Task to complete => Check each line of the records below and collect those holding "mrimg".

--- START Data supplied ---

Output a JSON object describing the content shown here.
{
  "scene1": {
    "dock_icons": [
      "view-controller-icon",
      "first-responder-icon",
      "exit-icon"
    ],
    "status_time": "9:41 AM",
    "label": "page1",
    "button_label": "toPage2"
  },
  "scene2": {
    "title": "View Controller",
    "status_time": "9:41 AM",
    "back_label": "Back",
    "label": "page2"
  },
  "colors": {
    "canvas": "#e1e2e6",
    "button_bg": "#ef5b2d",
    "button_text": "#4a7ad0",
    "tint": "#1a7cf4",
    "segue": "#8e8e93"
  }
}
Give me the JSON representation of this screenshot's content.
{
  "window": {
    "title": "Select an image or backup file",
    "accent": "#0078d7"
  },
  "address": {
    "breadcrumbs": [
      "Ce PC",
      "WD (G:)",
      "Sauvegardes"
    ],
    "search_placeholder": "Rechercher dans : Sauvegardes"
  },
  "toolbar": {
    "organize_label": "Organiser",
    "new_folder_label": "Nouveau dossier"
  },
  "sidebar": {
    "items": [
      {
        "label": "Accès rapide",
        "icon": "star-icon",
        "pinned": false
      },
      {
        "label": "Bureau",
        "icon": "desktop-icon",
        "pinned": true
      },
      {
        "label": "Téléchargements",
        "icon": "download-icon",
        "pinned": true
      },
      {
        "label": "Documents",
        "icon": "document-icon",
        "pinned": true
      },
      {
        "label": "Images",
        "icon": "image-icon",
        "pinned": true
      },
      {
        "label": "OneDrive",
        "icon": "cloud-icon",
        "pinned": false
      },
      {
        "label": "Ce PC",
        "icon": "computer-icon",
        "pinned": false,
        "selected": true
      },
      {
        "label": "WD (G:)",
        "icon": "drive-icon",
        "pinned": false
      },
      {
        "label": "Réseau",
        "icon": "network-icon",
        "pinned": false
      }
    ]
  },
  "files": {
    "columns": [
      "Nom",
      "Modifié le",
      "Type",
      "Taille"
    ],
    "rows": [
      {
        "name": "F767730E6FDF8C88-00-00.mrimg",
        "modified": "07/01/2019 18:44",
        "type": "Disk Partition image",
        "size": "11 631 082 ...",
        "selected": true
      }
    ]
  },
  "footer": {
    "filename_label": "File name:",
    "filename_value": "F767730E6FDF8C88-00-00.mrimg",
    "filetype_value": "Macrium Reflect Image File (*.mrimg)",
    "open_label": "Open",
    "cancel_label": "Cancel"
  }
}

--- END Data supplied ---

Task response =>
        "name": "F767730E6FDF8C88-00-00.mrimg",
    "filename_value": "F767730E6FDF8C88-00-00.mrimg",
    "filetype_value": "Macrium Reflect Image File (*.mrimg)",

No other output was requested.